Figure contents as structured data:
--*--
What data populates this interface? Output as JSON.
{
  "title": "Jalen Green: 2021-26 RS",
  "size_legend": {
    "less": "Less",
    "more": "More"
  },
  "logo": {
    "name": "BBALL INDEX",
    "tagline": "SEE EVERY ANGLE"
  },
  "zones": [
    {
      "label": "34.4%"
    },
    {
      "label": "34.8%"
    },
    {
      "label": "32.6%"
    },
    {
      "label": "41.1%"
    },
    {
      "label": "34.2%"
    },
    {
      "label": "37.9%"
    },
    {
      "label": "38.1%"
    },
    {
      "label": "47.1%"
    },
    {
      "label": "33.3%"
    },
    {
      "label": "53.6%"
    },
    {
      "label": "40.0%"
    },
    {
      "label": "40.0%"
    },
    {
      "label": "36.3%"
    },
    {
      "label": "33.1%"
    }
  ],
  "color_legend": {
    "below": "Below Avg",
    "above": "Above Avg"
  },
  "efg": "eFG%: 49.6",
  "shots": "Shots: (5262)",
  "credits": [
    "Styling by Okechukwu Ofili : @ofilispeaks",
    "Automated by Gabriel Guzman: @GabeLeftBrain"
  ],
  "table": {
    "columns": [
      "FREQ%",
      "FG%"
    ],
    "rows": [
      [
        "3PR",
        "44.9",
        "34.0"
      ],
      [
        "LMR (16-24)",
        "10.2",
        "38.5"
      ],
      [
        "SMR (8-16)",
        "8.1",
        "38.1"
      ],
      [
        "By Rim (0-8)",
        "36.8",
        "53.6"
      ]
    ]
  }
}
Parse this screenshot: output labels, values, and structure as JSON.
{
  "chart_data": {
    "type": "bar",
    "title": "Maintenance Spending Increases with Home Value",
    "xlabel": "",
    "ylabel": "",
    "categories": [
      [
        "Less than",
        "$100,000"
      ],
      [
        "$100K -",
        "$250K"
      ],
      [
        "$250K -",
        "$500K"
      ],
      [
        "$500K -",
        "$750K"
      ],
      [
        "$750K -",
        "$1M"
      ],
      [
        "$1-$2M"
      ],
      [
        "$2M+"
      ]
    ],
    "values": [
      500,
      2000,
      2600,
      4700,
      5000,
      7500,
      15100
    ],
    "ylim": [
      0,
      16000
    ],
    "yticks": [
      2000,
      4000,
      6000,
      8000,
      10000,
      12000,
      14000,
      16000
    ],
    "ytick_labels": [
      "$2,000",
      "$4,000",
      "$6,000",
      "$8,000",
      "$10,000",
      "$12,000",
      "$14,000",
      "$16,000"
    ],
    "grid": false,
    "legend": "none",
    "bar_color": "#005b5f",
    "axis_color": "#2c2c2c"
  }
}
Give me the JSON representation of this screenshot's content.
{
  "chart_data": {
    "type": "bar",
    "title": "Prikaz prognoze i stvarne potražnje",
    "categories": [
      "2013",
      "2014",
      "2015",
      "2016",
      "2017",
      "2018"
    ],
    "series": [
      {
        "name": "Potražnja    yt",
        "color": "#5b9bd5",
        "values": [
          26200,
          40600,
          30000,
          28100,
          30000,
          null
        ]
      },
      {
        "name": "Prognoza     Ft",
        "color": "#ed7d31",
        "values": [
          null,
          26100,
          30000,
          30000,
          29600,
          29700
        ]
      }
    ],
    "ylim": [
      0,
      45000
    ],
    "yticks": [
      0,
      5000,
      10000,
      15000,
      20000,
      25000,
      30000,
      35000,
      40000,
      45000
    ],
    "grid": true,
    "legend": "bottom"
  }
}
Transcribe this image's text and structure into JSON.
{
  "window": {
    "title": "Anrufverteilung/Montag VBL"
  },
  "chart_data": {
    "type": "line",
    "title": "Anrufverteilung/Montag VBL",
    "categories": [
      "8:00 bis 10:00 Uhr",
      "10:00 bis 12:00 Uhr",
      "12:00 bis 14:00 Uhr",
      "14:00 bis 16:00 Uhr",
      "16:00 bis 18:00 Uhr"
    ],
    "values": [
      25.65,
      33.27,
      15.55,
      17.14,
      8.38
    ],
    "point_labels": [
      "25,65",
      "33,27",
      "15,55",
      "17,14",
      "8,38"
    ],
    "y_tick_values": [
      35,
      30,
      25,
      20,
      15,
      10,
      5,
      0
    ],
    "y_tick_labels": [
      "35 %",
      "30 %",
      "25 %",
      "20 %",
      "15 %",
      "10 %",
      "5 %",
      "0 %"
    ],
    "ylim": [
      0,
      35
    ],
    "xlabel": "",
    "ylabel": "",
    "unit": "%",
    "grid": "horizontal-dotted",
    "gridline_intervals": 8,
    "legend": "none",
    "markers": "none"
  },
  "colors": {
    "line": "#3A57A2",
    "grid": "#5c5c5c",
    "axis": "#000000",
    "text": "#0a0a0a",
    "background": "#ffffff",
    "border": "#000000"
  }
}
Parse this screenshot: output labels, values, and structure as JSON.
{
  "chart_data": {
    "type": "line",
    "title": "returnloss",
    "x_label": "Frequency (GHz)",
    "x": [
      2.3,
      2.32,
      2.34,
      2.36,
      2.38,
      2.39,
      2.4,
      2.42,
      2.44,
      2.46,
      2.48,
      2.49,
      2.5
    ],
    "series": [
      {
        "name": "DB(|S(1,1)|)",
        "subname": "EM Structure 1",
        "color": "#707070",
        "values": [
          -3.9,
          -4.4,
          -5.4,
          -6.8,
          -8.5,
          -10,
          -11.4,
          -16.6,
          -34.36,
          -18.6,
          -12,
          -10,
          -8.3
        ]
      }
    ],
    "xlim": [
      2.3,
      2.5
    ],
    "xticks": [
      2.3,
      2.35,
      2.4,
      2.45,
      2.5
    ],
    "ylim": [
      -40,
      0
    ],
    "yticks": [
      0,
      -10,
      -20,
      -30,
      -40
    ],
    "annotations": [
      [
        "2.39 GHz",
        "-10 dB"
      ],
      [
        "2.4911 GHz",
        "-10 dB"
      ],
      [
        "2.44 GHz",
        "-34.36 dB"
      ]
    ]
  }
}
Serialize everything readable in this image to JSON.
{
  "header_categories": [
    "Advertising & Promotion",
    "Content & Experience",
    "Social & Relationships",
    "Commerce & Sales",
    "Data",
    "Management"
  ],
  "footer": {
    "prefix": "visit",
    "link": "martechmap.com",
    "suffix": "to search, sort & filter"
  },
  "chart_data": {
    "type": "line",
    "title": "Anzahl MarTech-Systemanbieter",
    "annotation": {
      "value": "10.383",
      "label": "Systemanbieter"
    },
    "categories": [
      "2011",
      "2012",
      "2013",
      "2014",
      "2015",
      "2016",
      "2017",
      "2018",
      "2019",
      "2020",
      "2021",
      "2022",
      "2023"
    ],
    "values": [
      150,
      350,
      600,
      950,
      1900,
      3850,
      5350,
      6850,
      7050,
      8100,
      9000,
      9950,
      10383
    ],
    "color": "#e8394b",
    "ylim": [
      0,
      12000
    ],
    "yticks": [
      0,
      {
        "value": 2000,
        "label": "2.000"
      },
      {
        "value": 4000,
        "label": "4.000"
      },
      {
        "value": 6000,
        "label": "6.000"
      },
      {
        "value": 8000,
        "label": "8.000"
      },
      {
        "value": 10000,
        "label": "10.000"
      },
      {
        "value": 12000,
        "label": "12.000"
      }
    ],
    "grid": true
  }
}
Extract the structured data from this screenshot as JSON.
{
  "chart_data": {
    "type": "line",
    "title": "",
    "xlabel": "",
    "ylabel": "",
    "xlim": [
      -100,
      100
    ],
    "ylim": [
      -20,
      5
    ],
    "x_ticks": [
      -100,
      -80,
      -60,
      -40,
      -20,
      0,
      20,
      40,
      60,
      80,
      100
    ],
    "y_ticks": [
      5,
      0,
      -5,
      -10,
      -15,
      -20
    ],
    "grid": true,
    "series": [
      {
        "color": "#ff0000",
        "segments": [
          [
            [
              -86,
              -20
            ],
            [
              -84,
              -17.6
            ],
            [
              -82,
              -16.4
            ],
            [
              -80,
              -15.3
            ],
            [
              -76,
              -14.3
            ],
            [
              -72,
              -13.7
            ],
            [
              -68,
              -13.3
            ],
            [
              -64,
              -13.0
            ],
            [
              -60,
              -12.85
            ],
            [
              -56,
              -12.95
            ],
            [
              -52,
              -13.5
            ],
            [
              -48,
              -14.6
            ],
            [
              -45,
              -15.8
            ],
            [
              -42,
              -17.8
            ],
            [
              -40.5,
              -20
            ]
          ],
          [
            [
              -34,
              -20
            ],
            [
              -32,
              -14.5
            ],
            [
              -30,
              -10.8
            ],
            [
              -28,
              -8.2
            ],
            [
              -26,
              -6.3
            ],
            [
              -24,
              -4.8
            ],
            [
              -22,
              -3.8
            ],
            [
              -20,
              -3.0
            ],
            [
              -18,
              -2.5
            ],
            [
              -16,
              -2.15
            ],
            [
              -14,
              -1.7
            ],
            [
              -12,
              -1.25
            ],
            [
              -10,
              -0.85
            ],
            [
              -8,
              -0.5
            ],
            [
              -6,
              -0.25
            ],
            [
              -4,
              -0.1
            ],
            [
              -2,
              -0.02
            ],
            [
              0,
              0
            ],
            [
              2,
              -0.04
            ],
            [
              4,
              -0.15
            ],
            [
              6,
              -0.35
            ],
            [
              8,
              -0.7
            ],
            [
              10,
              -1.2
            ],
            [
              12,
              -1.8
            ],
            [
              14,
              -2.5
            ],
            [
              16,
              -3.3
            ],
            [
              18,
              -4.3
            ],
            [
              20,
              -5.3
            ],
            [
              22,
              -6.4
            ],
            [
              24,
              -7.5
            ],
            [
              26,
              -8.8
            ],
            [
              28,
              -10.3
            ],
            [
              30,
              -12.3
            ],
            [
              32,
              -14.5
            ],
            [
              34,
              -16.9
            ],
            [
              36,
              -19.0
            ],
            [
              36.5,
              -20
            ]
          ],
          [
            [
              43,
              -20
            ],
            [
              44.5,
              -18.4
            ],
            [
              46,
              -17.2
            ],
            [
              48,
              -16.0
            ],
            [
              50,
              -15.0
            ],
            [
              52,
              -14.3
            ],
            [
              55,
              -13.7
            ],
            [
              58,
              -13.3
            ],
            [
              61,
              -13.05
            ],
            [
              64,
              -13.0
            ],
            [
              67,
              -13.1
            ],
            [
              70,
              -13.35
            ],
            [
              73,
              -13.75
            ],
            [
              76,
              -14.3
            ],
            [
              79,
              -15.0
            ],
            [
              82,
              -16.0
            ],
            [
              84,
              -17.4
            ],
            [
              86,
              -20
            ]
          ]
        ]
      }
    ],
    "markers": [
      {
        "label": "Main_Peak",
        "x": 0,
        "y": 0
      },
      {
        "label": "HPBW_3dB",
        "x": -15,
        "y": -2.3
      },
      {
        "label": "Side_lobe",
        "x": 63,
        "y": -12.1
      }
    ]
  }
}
--*--
Determine how many lines of the material include the string "text". Output only that count.

2